---------- Recorded data ----------

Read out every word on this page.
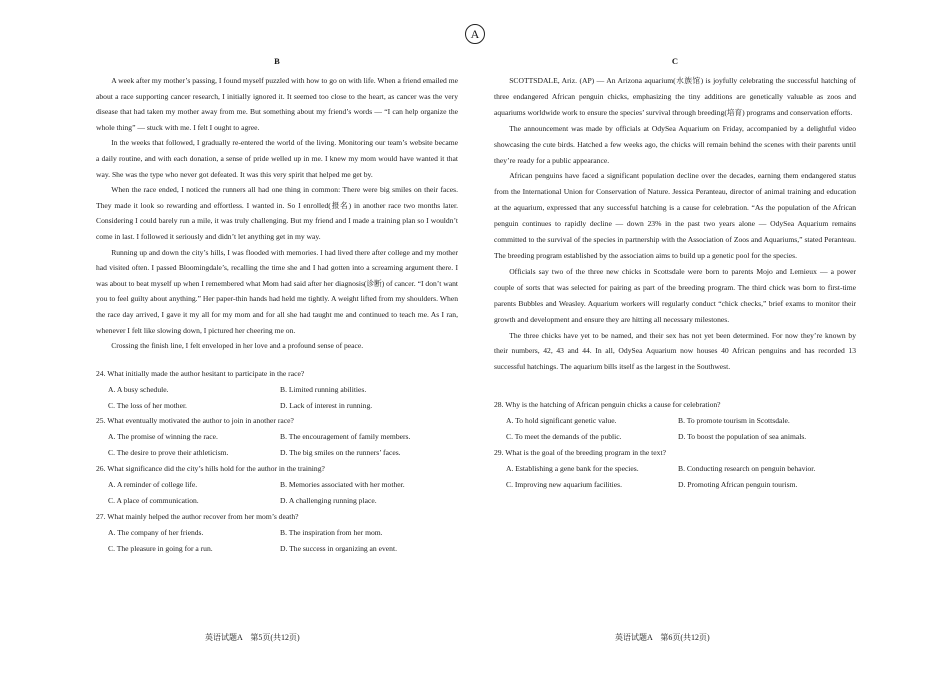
A
B

A week after my mother’s passing, I found myself puzzled with how to go on with life. When a friend emailed me about a race supporting cancer research, I initially ignored it. It seemed too close to the heart, as cancer was the very disease that had taken my mother away from me. But something about my friend’s words — “I can help organize the whole thing” — stuck with me. I felt I ought to agree.

In the weeks that followed, I gradually re-entered the world of the living. Monitoring our team’s website became a daily routine, and with each donation, a sense of pride welled up in me. I knew my mom would have wanted it that way. She was the type who never got defeated. It was this very spirit that helped me get by.

When the race ended, I noticed the runners all had one thing in common: There were big smiles on their faces. They made it look so rewarding and effortless. I wanted in. So I enrolled(报名) in another race two months later. Considering I could barely run a mile, it was truly challenging. But my friend and I made a training plan so I wouldn’t come in last. I followed it seriously and didn’t let anything get in my way.

Running up and down the city’s hills, I was flooded with memories. I had lived there after college and my mother had visited often. I passed Bloomingdale’s, recalling the time she and I had gotten into a screaming argument there. I was about to beat myself up when I remembered what Mom had said after her diagnosis(诊断) of cancer. “I don’t want you to feel guilty about anything.” Her paper-thin hands had held me tightly. A weight lifted from my shoulders. When the race day arrived, I gave it my all for my mom and for all she had taught me and continued to teach me. As I ran, whenever I felt like slowing down, I pictured her cheering me on.

Crossing the finish line, I felt enveloped in her love and a profound sense of peace.

24. What initially made the author hesitant to participate in the race?

A. A busy schedule.	B. Limited running abilities.
C. The loss of her mother.	D. Lack of interest in running.

25. What eventually motivated the author to join in another race?

A. The promise of winning the race.	B. The encouragement of family members.
C. The desire to prove their athleticism.	D. The big smiles on the runners’ faces.

26. What significance did the city’s hills hold for the author in the training?

A. A reminder of college life.	B. Memories associated with her mother.
C. A place of communication.	D. A challenging running place.

27. What mainly helped the author recover from her mom’s death?

A. The company of her friends.	B. The inspiration from her mom.
C. The pleasure in going for a run.	D. The success in organizing an event.
C

SCOTTSDALE, Ariz. (AP) — An Arizona aquarium(水族馆) is joyfully celebrating the successful hatching of three endangered African penguin chicks, emphasizing the tiny additions are genetically valuable as zoos and aquariums worldwide work to ensure the species’ survival through breeding(培育) programs and conservation efforts.

The announcement was made by officials at OdySea Aquarium on Friday, accompanied by a delightful video showcasing the cute birds. Hatched a few weeks ago, the chicks will remain behind the scenes with their parents until they’re ready for a public appearance.

African penguins have faced a significant population decline over the decades, earning them endangered status from the International Union for Conservation of Nature. Jessica Peranteau, director of animal training and education at the aquarium, expressed that any successful hatching is a cause for celebration. “As the population of the African penguin continues to rapidly decline — down 23% in the past two years alone — OdySea Aquarium remains committed to the survival of the species in partnership with the Association of Zoos and Aquariums,” stated Peranteau. The breeding program established by the association aims to build up a genetic pool for the species.

Officials say two of the three new chicks in Scottsdale were born to parents Mojo and Lemieux — a power couple of sorts that was selected for pairing as part of the breeding program. The third chick was born to first-time parents Bubbles and Weasley. Aquarium workers will regularly conduct “chick checks,” brief exams to monitor their growth and development and ensure they are hitting all necessary milestones.

The three chicks have yet to be named, and their sex has not yet been determined. For now they’re known by their numbers, 42, 43 and 44. In all, OdySea Aquarium now houses 40 African penguins and has recorded 13 successful hatchings. The aquarium bills itself as the largest in the Southwest.

28. Why is the hatching of African penguin chicks a cause for celebration?

A. To hold significant genetic value.	B. To promote tourism in Scottsdale.
C. To meet the demands of the public.	D. To boost the population of sea animals.

29. What is the goal of the breeding program in the text?

A. Establishing a gene bank for the species.	B. Conducting research on penguin behavior.
C. Improving new aquarium facilities.	D. Promoting African penguin tourism.
英语试题A　第5页(共12页)	英语试题A　第6页(共12页)
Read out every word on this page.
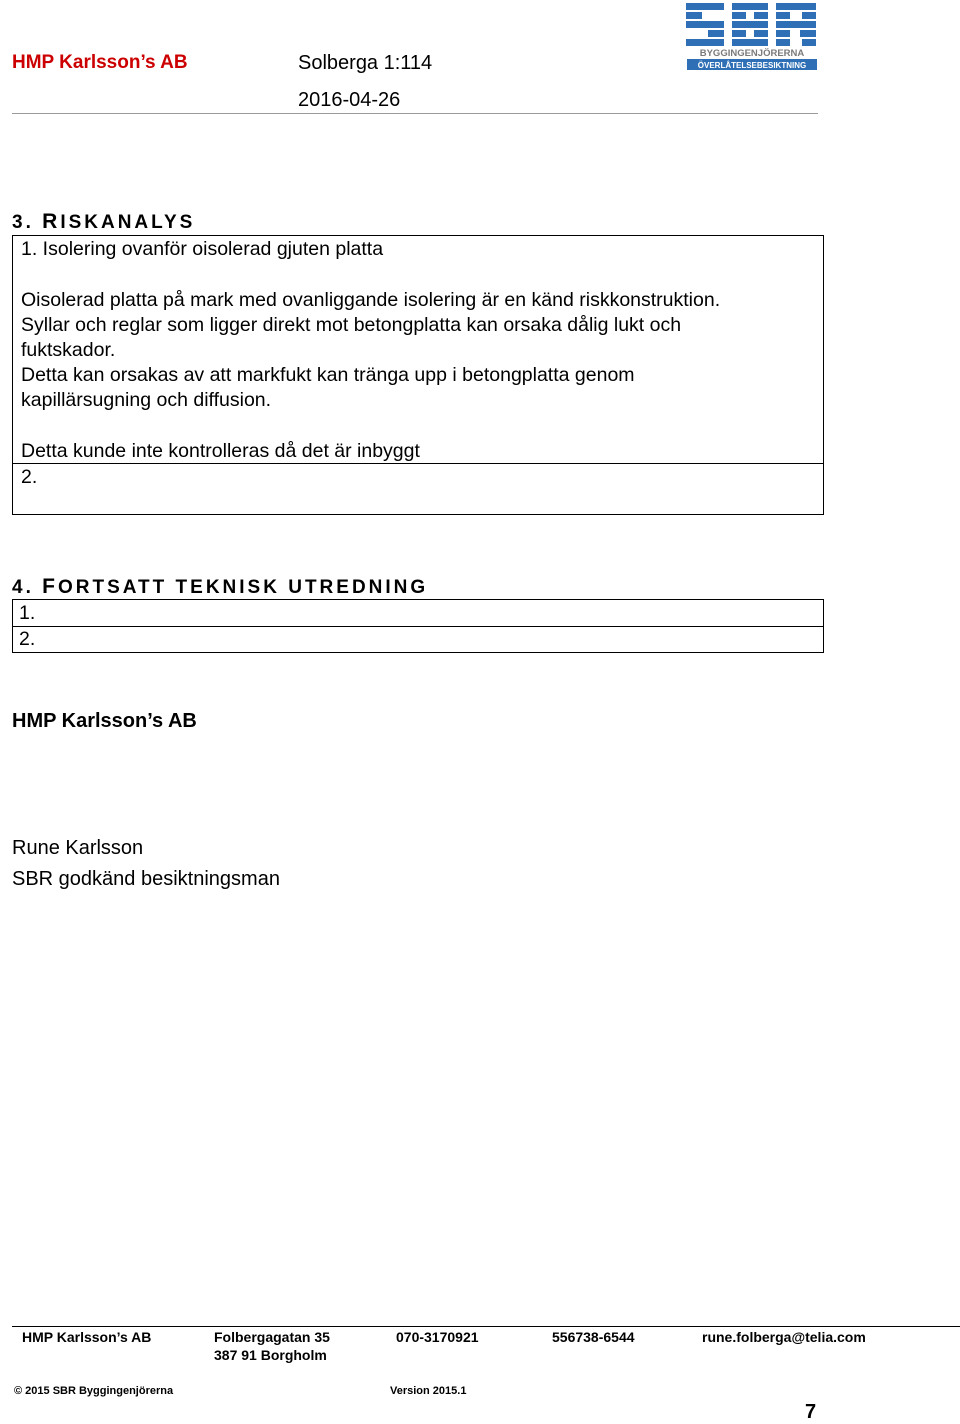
HMP Karlsson’s AB	Solberga 1:114
2016-04-26
BYGGINGENJÖRERNA
ÖVERLÅTELSEBESIKTNING
3. RISKANALYS
1. Isolering ovanför oisolerad gjuten platta
Oisolerad platta på mark med ovanliggande isolering är en känd riskkonstruktion.
Syllar och reglar som ligger direkt mot betongplatta kan orsaka dålig lukt och
fuktskador.
Detta kan orsakas av att markfukt kan tränga upp i betongplatta genom
kapillärsugning och diffusion.
Detta kunde inte kontrolleras då det är inbyggt
2.
4. FORTSATT TEKNISK UTREDNING
1.
2.
HMP Karlsson’s AB
Rune Karlsson
SBR godkänd besiktningsman
HMP Karlsson’s AB	Folbergagatan 35
387 91 Borgholm
070-3170921	556738-6544	rune.folberga@telia.com
© 2015 SBR Byggingenjörerna	Version 2015.1
7
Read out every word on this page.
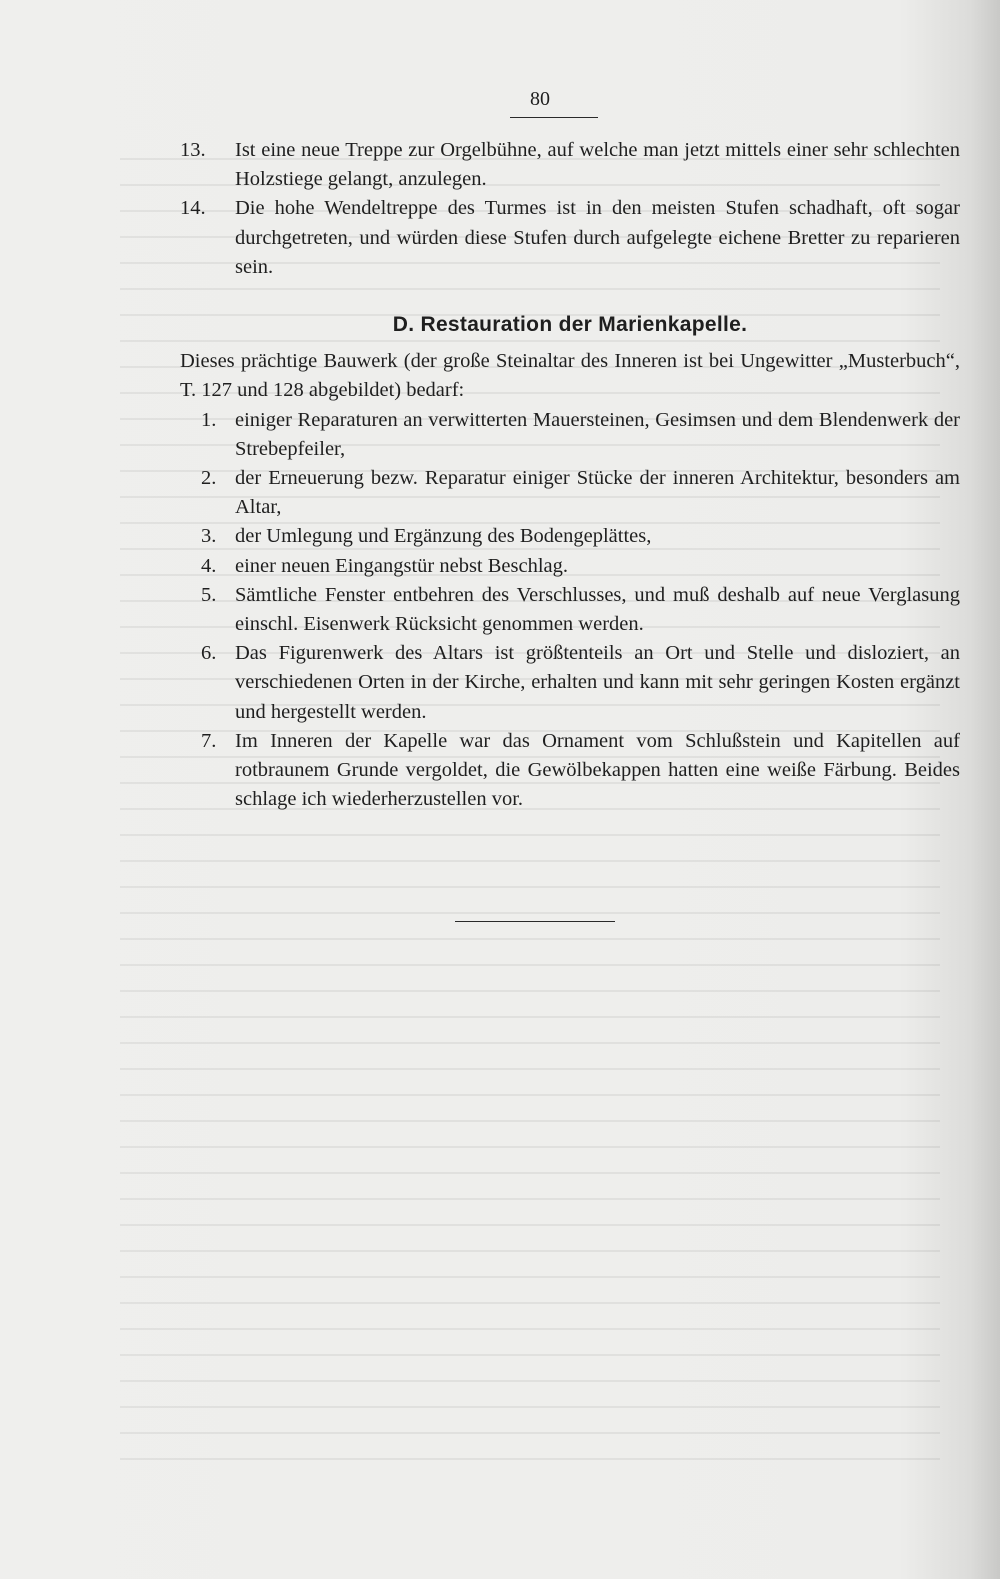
80

13.	Ist eine neue Treppe zur Orgelbühne, auf welche man jetzt mittels einer sehr schlechten Holzstiege gelangt, anzulegen.

14.	Die hohe Wendeltreppe des Turmes ist in den meisten Stufen schadhaft, oft sogar durchgetreten, und würden diese Stufen durch aufgelegte eichene Bretter zu reparieren sein.

D. Restauration der Marienkapelle.

Dieses prächtige Bauwerk (der große Steinaltar des Inneren ist bei Ungewitter „Musterbuch“, T. 127 und 128 abgebildet) bedarf:

1. einiger Reparaturen an verwitterten Mauersteinen, Gesimsen und dem Blendenwerk der Strebepfeiler,

2. der Erneuerung bezw. Reparatur einiger Stücke der inneren Architektur, besonders am Altar,

3. der Umlegung und Ergänzung des Bodengeplättes,

4. einer neuen Eingangstür nebst Beschlag.

5. Sämtliche Fenster entbehren des Verschlusses, und muß deshalb auf neue Verglasung einschl. Eisenwerk Rücksicht genommen werden.

6. Das Figurenwerk des Altars ist größtenteils an Ort und Stelle und disloziert, an verschiedenen Orten in der Kirche, erhalten und kann mit sehr geringen Kosten ergänzt und hergestellt werden.

7. Im Inneren der Kapelle war das Ornament vom Schlußstein und Kapitellen auf rotbraunem Grunde vergoldet, die Gewölbekappen hatten eine weiße Färbung. Beides schlage ich wiederherzustellen vor.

----------

__What is needed__: Every line that holds the string "hills" must be copied from the records above.

__Output__:
Running up and down the city’s hills, I was flooded with memories. I had lived there after college and my mother had visited often. I passed Bloomingdale’s, recalling the time she and I had gotten into a screaming argument there. I was about to beat myself up when I remembered what Mom had said after her diagnosis(诊断) of cancer. “I don’t want you to feel guilty about anything.” Her paper-thin hands had held me tightly. A weight lifted from my shoulders. When the race day arrived, I gave it my all for my mom and for all she had taught me and continued to teach me. As I ran, whenever I felt like slowing down, I pictured her cheering me on.
26. What significance did the city’s hills hold for the author in the training?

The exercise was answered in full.